● **INSTRUCTIONS TO FOLLOW**
Repeat every line of the material, character for character.

** BEGIN DATA SHOWN **

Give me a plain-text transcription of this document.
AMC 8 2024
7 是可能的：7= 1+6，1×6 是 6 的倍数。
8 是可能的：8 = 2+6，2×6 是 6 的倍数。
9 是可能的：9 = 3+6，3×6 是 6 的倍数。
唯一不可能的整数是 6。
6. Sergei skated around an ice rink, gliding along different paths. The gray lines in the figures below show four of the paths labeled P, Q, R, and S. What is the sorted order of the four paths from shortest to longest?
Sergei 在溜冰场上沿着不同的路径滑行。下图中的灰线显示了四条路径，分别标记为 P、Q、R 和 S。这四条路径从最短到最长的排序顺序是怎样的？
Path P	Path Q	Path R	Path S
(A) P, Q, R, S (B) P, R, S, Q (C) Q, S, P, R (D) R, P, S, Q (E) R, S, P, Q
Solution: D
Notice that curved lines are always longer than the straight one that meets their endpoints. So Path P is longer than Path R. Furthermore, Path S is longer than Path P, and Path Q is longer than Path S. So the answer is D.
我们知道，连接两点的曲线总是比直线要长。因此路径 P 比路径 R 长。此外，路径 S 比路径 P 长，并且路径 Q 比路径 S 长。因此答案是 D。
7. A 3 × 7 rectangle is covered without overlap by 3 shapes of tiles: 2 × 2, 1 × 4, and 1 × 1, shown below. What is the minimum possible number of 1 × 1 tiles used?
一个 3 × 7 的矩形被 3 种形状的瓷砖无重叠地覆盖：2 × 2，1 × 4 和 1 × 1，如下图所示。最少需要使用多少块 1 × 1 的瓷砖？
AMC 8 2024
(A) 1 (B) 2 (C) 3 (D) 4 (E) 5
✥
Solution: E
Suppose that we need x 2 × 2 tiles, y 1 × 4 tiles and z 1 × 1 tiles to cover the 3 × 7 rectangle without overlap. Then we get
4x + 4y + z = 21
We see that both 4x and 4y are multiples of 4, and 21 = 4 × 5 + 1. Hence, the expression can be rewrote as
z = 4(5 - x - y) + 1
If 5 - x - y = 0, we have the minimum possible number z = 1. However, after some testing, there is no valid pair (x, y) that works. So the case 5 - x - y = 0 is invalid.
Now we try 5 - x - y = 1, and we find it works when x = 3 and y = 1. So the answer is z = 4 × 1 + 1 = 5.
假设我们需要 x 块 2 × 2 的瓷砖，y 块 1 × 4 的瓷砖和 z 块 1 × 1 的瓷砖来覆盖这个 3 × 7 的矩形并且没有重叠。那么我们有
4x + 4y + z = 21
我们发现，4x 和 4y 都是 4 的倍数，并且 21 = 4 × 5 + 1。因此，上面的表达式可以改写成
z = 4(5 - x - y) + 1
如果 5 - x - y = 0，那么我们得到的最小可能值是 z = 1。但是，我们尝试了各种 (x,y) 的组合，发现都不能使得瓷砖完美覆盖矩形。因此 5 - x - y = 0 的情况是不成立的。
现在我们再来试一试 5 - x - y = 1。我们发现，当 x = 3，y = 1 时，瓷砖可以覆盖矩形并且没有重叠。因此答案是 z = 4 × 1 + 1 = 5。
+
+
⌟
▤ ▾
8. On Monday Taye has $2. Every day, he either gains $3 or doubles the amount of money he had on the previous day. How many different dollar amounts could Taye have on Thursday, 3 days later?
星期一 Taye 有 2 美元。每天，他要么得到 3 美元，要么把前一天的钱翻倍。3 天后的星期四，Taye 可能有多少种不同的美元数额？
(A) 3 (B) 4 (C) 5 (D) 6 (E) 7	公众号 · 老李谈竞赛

** END DATA SHOWN **

● **TASK SOLUTION**
Give me a plain-text transcription of this document.
AMC 8 2024
7 是可能的：7= 1+6，1×6 是 6 的倍数。
8 是可能的：8 = 2+6，2×6 是 6 的倍数。
9 是可能的：9 = 3+6，3×6 是 6 的倍数。
唯一不可能的整数是 6。
6. Sergei skated around an ice rink, gliding along different paths. The gray lines in the figures below show four of the paths labeled P, Q, R, and S. What is the sorted order of the four paths from shortest to longest?
Sergei 在溜冰场上沿着不同的路径滑行。下图中的灰线显示了四条路径，分别标记为 P、Q、R 和 S。这四条路径从最短到最长的排序顺序是怎样的？
Path P	Path Q	Path R	Path S
(A) P, Q, R, S (B) P, R, S, Q (C) Q, S, P, R (D) R, P, S, Q (E) R, S, P, Q
Solution: D
Notice that curved lines are always longer than the straight one that meets their endpoints. So Path P is longer than Path R. Furthermore, Path S is longer than Path P, and Path Q is longer than Path S. So the answer is D.
我们知道，连接两点的曲线总是比直线要长。因此路径 P 比路径 R 长。此外，路径 S 比路径 P 长，并且路径 Q 比路径 S 长。因此答案是 D。
7. A 3 × 7 rectangle is covered without overlap by 3 shapes of tiles: 2 × 2, 1 × 4, and 1 × 1, shown below. What is the minimum possible number of 1 × 1 tiles used?
一个 3 × 7 的矩形被 3 种形状的瓷砖无重叠地覆盖：2 × 2，1 × 4 和 1 × 1，如下图所示。最少需要使用多少块 1 × 1 的瓷砖？
AMC 8 2024
(A) 1 (B) 2 (C) 3 (D) 4 (E) 5
✥
Solution: E
Suppose that we need x 2 × 2 tiles, y 1 × 4 tiles and z 1 × 1 tiles to cover the 3 × 7 rectangle without overlap. Then we get
4x + 4y + z = 21
We see that both 4x and 4y are multiples of 4, and 21 = 4 × 5 + 1. Hence, the expression can be rewrote as
z = 4(5 - x - y) + 1
If 5 - x - y = 0, we have the minimum possible number z = 1. However, after some testing, there is no valid pair (x, y) that works. So the case 5 - x - y = 0 is invalid.
Now we try 5 - x - y = 1, and we find it works when x = 3 and y = 1. So the answer is z = 4 × 1 + 1 = 5.
假设我们需要 x 块 2 × 2 的瓷砖，y 块 1 × 4 的瓷砖和 z 块 1 × 1 的瓷砖来覆盖这个 3 × 7 的矩形并且没有重叠。那么我们有
4x + 4y + z = 21
我们发现，4x 和 4y 都是 4 的倍数，并且 21 = 4 × 5 + 1。因此，上面的表达式可以改写成
z = 4(5 - x - y) + 1
如果 5 - x - y = 0，那么我们得到的最小可能值是 z = 1。但是，我们尝试了各种 (x,y) 的组合，发现都不能使得瓷砖完美覆盖矩形。因此 5 - x - y = 0 的情况是不成立的。
现在我们再来试一试 5 - x - y = 1。我们发现，当 x = 3，y = 1 时，瓷砖可以覆盖矩形并且没有重叠。因此答案是 z = 4 × 1 + 1 = 5。
+
+
⌟
▤ ▾
8. On Monday Taye has $2. Every day, he either gains $3 or doubles the amount of money he had on the previous day. How many different dollar amounts could Taye have on Thursday, 3 days later?
星期一 Taye 有 2 美元。每天，他要么得到 3 美元，要么把前一天的钱翻倍。3 天后的星期四，Taye 可能有多少种不同的美元数额？
(A) 3 (B) 4 (C) 5 (D) 6 (E) 7	公众号 · 老李谈竞赛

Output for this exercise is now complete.